*WRITTEN REQUEST*: Extract the complete listing and repeat it word for word.

— START OF ITEMS —

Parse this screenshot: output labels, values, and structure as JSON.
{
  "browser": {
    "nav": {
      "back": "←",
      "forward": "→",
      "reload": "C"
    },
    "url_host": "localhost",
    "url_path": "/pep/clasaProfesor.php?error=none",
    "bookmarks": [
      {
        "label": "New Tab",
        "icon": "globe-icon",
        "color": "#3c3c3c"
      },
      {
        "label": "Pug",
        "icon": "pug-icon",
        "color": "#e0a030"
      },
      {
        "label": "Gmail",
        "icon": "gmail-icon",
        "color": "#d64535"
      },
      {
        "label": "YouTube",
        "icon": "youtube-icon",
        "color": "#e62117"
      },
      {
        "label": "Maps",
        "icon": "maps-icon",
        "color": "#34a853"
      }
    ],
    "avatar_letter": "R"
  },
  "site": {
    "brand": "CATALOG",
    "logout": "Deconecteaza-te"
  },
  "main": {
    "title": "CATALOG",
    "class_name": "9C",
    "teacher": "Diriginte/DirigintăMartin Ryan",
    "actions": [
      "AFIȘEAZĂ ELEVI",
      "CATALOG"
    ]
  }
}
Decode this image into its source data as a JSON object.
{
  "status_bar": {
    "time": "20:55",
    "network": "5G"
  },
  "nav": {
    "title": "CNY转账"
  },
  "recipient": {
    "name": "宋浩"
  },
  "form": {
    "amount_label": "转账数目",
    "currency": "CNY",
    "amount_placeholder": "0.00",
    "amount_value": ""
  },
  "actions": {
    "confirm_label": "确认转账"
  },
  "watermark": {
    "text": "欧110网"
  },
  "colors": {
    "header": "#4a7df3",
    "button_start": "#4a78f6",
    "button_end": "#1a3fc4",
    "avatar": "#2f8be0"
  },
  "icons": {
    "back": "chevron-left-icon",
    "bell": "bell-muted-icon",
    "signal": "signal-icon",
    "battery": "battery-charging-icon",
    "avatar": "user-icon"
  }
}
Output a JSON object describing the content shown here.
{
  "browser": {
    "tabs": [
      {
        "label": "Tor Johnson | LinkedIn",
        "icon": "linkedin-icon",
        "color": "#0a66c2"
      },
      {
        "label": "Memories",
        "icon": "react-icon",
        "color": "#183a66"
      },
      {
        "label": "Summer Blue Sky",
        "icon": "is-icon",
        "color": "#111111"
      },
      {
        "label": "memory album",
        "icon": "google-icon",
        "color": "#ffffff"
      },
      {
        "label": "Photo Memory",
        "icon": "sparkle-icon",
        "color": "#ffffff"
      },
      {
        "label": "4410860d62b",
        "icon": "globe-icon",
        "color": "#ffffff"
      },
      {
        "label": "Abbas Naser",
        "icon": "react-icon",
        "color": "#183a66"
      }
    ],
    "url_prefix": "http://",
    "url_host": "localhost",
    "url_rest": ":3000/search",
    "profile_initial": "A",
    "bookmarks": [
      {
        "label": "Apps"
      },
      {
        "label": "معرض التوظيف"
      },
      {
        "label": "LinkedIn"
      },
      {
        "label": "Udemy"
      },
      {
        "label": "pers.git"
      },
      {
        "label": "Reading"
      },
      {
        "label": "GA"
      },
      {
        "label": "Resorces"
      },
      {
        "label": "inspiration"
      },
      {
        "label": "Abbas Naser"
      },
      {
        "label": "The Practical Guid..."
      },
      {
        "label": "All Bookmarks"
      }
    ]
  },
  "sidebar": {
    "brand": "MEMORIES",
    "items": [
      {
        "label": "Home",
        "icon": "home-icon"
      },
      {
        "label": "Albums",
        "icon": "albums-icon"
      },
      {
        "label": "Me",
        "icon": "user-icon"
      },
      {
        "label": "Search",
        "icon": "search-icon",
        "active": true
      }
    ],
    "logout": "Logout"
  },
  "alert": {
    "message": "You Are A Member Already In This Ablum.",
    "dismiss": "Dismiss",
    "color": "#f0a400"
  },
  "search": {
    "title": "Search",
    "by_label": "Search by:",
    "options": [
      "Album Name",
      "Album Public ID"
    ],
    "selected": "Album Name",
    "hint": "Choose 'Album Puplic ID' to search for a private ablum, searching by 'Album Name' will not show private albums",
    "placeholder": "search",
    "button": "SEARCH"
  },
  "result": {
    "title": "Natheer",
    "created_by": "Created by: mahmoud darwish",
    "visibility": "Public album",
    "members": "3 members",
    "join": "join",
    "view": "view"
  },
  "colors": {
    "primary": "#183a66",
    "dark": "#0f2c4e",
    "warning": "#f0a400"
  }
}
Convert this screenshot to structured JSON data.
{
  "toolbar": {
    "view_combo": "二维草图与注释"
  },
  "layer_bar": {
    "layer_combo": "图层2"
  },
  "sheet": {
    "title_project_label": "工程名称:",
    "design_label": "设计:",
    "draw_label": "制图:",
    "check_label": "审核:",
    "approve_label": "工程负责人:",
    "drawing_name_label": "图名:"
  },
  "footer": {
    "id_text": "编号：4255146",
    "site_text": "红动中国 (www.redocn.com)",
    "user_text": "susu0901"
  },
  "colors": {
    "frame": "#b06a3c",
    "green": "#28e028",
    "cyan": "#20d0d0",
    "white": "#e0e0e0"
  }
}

— END OF ITEMS —

*TASK RESPONSE*:
Parse this screenshot: output labels, values, and structure as JSON.
{
  "browser": {
    "nav": {
      "back": "←",
      "forward": "→",
      "reload": "C"
    },
    "url_host": "localhost",
    "url_path": "/pep/clasaProfesor.php?error=none",
    "bookmarks": [
      {
        "label": "New Tab",
        "icon": "globe-icon",
        "color": "#3c3c3c"
      },
      {
        "label": "Pug",
        "icon": "pug-icon",
        "color": "#e0a030"
      },
      {
        "label": "Gmail",
        "icon": "gmail-icon",
        "color": "#d64535"
      },
      {
        "label": "YouTube",
        "icon": "youtube-icon",
        "color": "#e62117"
      },
      {
        "label": "Maps",
        "icon": "maps-icon",
        "color": "#34a853"
      }
    ],
    "avatar_letter": "R"
  },
  "site": {
    "brand": "CATALOG",
    "logout": "Deconecteaza-te"
  },
  "main": {
    "title": "CATALOG",
    "class_name": "9C",
    "teacher": "Diriginte/DirigintăMartin Ryan",
    "actions": [
      "AFIȘEAZĂ ELEVI",
      "CATALOG"
    ]
  }
}
Decode this image into its source data as a JSON object.
{
  "status_bar": {
    "time": "20:55",
    "network": "5G"
  },
  "nav": {
    "title": "CNY转账"
  },
  "recipient": {
    "name": "宋浩"
  },
  "form": {
    "amount_label": "转账数目",
    "currency": "CNY",
    "amount_placeholder": "0.00",
    "amount_value": ""
  },
  "actions": {
    "confirm_label": "确认转账"
  },
  "watermark": {
    "text": "欧110网"
  },
  "colors": {
    "header": "#4a7df3",
    "button_start": "#4a78f6",
    "button_end": "#1a3fc4",
    "avatar": "#2f8be0"
  },
  "icons": {
    "back": "chevron-left-icon",
    "bell": "bell-muted-icon",
    "signal": "signal-icon",
    "battery": "battery-charging-icon",
    "avatar": "user-icon"
  }
}
Output a JSON object describing the content shown here.
{
  "browser": {
    "tabs": [
      {
        "label": "Tor Johnson | LinkedIn",
        "icon": "linkedin-icon",
        "color": "#0a66c2"
      },
      {
        "label": "Memories",
        "icon": "react-icon",
        "color": "#183a66"
      },
      {
        "label": "Summer Blue Sky",
        "icon": "is-icon",
        "color": "#111111"
      },
      {
        "label": "memory album",
        "icon": "google-icon",
        "color": "#ffffff"
      },
      {
        "label": "Photo Memory",
        "icon": "sparkle-icon",
        "color": "#ffffff"
      },
      {
        "label": "4410860d62b",
        "icon": "globe-icon",
        "color": "#ffffff"
      },
      {
        "label": "Abbas Naser",
        "icon": "react-icon",
        "color": "#183a66"
      }
    ],
    "url_prefix": "http://",
    "url_host": "localhost",
    "url_rest": ":3000/search",
    "profile_initial": "A",
    "bookmarks": [
      {
        "label": "Apps"
      },
      {
        "label": "معرض التوظيف"
      },
      {
        "label": "LinkedIn"
      },
      {
        "label": "Udemy"
      },
      {
        "label": "pers.git"
      },
      {
        "label": "Reading"
      },
      {
        "label": "GA"
      },
      {
        "label": "Resorces"
      },
      {
        "label": "inspiration"
      },
      {
        "label": "Abbas Naser"
      },
      {
        "label": "The Practical Guid..."
      },
      {
        "label": "All Bookmarks"
      }
    ]
  },
  "sidebar": {
    "brand": "MEMORIES",
    "items": [
      {
        "label": "Home",
        "icon": "home-icon"
      },
      {
        "label": "Albums",
        "icon": "albums-icon"
      },
      {
        "label": "Me",
        "icon": "user-icon"
      },
      {
        "label": "Search",
        "icon": "search-icon",
        "active": true
      }
    ],
    "logout": "Logout"
  },
  "alert": {
    "message": "You Are A Member Already In This Ablum.",
    "dismiss": "Dismiss",
    "color": "#f0a400"
  },
  "search": {
    "title": "Search",
    "by_label": "Search by:",
    "options": [
      "Album Name",
      "Album Public ID"
    ],
    "selected": "Album Name",
    "hint": "Choose 'Album Puplic ID' to search for a private ablum, searching by 'Album Name' will not show private albums",
    "placeholder": "search",
    "button": "SEARCH"
  },
  "result": {
    "title": "Natheer",
    "created_by": "Created by: mahmoud darwish",
    "visibility": "Public album",
    "members": "3 members",
    "join": "join",
    "view": "view"
  },
  "colors": {
    "primary": "#183a66",
    "dark": "#0f2c4e",
    "warning": "#f0a400"
  }
}
Convert this screenshot to structured JSON data.
{
  "toolbar": {
    "view_combo": "二维草图与注释"
  },
  "layer_bar": {
    "layer_combo": "图层2"
  },
  "sheet": {
    "title_project_label": "工程名称:",
    "design_label": "设计:",
    "draw_label": "制图:",
    "check_label": "审核:",
    "approve_label": "工程负责人:",
    "drawing_name_label": "图名:"
  },
  "footer": {
    "id_text": "编号：4255146",
    "site_text": "红动中国 (www.redocn.com)",
    "user_text": "susu0901"
  },
  "colors": {
    "frame": "#b06a3c",
    "green": "#28e028",
    "cyan": "#20d0d0",
    "white": "#e0e0e0"
  }
}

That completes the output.